§ **Task statement**: Can the data below be set down again exactly, line for line?
begin Entries
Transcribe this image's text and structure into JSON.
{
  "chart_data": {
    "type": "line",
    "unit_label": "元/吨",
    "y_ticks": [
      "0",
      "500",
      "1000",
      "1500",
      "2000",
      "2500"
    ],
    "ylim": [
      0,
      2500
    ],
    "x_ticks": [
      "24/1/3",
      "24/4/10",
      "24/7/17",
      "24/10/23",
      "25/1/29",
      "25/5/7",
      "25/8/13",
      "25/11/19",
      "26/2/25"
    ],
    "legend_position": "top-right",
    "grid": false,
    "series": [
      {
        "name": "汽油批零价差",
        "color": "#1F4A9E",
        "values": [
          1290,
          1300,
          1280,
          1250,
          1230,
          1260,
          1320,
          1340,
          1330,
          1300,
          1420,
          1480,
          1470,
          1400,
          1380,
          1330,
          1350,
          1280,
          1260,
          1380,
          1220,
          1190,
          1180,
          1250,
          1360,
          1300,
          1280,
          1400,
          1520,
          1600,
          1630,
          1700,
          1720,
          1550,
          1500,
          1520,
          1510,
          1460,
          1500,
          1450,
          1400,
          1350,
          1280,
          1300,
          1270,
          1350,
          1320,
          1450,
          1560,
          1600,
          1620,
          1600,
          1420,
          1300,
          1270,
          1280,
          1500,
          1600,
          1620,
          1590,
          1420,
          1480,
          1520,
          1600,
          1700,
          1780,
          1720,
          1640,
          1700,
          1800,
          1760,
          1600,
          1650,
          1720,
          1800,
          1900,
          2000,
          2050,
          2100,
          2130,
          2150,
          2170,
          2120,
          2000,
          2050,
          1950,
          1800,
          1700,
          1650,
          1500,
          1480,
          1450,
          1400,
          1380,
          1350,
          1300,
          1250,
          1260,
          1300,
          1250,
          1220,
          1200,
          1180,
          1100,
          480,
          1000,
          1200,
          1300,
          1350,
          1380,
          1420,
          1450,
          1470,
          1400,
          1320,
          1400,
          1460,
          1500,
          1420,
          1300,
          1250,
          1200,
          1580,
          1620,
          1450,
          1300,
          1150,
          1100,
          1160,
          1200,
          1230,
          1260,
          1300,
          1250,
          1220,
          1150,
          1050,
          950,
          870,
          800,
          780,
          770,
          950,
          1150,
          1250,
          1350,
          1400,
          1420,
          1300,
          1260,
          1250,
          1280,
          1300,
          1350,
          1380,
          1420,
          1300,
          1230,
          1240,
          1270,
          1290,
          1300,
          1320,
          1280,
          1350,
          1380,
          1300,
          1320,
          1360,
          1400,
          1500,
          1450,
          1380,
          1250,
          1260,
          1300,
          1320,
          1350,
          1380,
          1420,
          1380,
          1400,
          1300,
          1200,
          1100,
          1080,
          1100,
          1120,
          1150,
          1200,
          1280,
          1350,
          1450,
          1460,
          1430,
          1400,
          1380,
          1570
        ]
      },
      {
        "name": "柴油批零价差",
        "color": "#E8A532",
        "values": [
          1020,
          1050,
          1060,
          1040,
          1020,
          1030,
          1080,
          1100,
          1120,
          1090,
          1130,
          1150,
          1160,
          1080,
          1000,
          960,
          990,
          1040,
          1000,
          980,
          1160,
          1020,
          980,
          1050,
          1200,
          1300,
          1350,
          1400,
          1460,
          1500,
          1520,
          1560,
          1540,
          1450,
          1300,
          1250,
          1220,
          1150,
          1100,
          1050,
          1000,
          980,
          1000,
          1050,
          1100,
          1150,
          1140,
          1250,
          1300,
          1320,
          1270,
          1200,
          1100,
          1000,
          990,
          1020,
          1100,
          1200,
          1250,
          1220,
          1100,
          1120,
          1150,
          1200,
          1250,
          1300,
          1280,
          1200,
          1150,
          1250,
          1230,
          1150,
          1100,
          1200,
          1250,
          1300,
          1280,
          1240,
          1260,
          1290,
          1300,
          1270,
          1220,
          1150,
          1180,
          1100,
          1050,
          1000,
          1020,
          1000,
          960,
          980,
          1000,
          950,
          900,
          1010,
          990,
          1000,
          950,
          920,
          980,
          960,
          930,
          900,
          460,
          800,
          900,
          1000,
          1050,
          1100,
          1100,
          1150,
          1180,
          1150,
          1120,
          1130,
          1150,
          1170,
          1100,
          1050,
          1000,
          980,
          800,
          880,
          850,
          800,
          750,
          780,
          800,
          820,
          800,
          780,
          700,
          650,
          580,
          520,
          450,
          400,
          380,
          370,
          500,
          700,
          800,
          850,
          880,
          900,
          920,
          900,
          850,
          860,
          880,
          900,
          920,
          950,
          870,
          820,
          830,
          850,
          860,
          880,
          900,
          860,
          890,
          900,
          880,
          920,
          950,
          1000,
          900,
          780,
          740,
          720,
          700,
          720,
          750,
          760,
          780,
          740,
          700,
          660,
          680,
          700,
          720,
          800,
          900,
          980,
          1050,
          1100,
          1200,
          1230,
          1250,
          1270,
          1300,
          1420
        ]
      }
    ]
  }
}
end Entries
§ **Output**:
Transcribe this image's text and structure into JSON.
{
  "chart_data": {
    "type": "line",
    "unit_label": "元/吨",
    "y_ticks": [
      "0",
      "500",
      "1000",
      "1500",
      "2000",
      "2500"
    ],
    "ylim": [
      0,
      2500
    ],
    "x_ticks": [
      "24/1/3",
      "24/4/10",
      "24/7/17",
      "24/10/23",
      "25/1/29",
      "25/5/7",
      "25/8/13",
      "25/11/19",
      "26/2/25"
    ],
    "legend_position": "top-right",
    "grid": false,
    "series": [
      {
        "name": "汽油批零价差",
        "color": "#1F4A9E",
        "values": [
          1290,
          1300,
          1280,
          1250,
          1230,
          1260,
          1320,
          1340,
          1330,
          1300,
          1420,
          1480,
          1470,
          1400,
          1380,
          1330,
          1350,
          1280,
          1260,
          1380,
          1220,
          1190,
          1180,
          1250,
          1360,
          1300,
          1280,
          1400,
          1520,
          1600,
          1630,
          1700,
          1720,
          1550,
          1500,
          1520,
          1510,
          1460,
          1500,
          1450,
          1400,
          1350,
          1280,
          1300,
          1270,
          1350,
          1320,
          1450,
          1560,
          1600,
          1620,
          1600,
          1420,
          1300,
          1270,
          1280,
          1500,
          1600,
          1620,
          1590,
          1420,
          1480,
          1520,
          1600,
          1700,
          1780,
          1720,
          1640,
          1700,
          1800,
          1760,
          1600,
          1650,
          1720,
          1800,
          1900,
          2000,
          2050,
          2100,
          2130,
          2150,
          2170,
          2120,
          2000,
          2050,
          1950,
          1800,
          1700,
          1650,
          1500,
          1480,
          1450,
          1400,
          1380,
          1350,
          1300,
          1250,
          1260,
          1300,
          1250,
          1220,
          1200,
          1180,
          1100,
          480,
          1000,
          1200,
          1300,
          1350,
          1380,
          1420,
          1450,
          1470,
          1400,
          1320,
          1400,
          1460,
          1500,
          1420,
          1300,
          1250,
          1200,
          1580,
          1620,
          1450,
          1300,
          1150,
          1100,
          1160,
          1200,
          1230,
          1260,
          1300,
          1250,
          1220,
          1150,
          1050,
          950,
          870,
          800,
          780,
          770,
          950,
          1150,
          1250,
          1350,
          1400,
          1420,
          1300,
          1260,
          1250,
          1280,
          1300,
          1350,
          1380,
          1420,
          1300,
          1230,
          1240,
          1270,
          1290,
          1300,
          1320,
          1280,
          1350,
          1380,
          1300,
          1320,
          1360,
          1400,
          1500,
          1450,
          1380,
          1250,
          1260,
          1300,
          1320,
          1350,
          1380,
          1420,
          1380,
          1400,
          1300,
          1200,
          1100,
          1080,
          1100,
          1120,
          1150,
          1200,
          1280,
          1350,
          1450,
          1460,
          1430,
          1400,
          1380,
          1570
        ]
      },
      {
        "name": "柴油批零价差",
        "color": "#E8A532",
        "values": [
          1020,
          1050,
          1060,
          1040,
          1020,
          1030,
          1080,
          1100,
          1120,
          1090,
          1130,
          1150,
          1160,
          1080,
          1000,
          960,
          990,
          1040,
          1000,
          980,
          1160,
          1020,
          980,
          1050,
          1200,
          1300,
          1350,
          1400,
          1460,
          1500,
          1520,
          1560,
          1540,
          1450,
          1300,
          1250,
          1220,
          1150,
          1100,
          1050,
          1000,
          980,
          1000,
          1050,
          1100,
          1150,
          1140,
          1250,
          1300,
          1320,
          1270,
          1200,
          1100,
          1000,
          990,
          1020,
          1100,
          1200,
          1250,
          1220,
          1100,
          1120,
          1150,
          1200,
          1250,
          1300,
          1280,
          1200,
          1150,
          1250,
          1230,
          1150,
          1100,
          1200,
          1250,
          1300,
          1280,
          1240,
          1260,
          1290,
          1300,
          1270,
          1220,
          1150,
          1180,
          1100,
          1050,
          1000,
          1020,
          1000,
          960,
          980,
          1000,
          950,
          900,
          1010,
          990,
          1000,
          950,
          920,
          980,
          960,
          930,
          900,
          460,
          800,
          900,
          1000,
          1050,
          1100,
          1100,
          1150,
          1180,
          1150,
          1120,
          1130,
          1150,
          1170,
          1100,
          1050,
          1000,
          980,
          800,
          880,
          850,
          800,
          750,
          780,
          800,
          820,
          800,
          780,
          700,
          650,
          580,
          520,
          450,
          400,
          380,
          370,
          500,
          700,
          800,
          850,
          880,
          900,
          920,
          900,
          850,
          860,
          880,
          900,
          920,
          950,
          870,
          820,
          830,
          850,
          860,
          880,
          900,
          860,
          890,
          900,
          880,
          920,
          950,
          1000,
          900,
          780,
          740,
          720,
          700,
          720,
          750,
          760,
          780,
          740,
          700,
          660,
          680,
          700,
          720,
          800,
          900,
          980,
          1050,
          1100,
          1200,
          1230,
          1250,
          1270,
          1300,
          1420
        ]
      }
    ]
  }
}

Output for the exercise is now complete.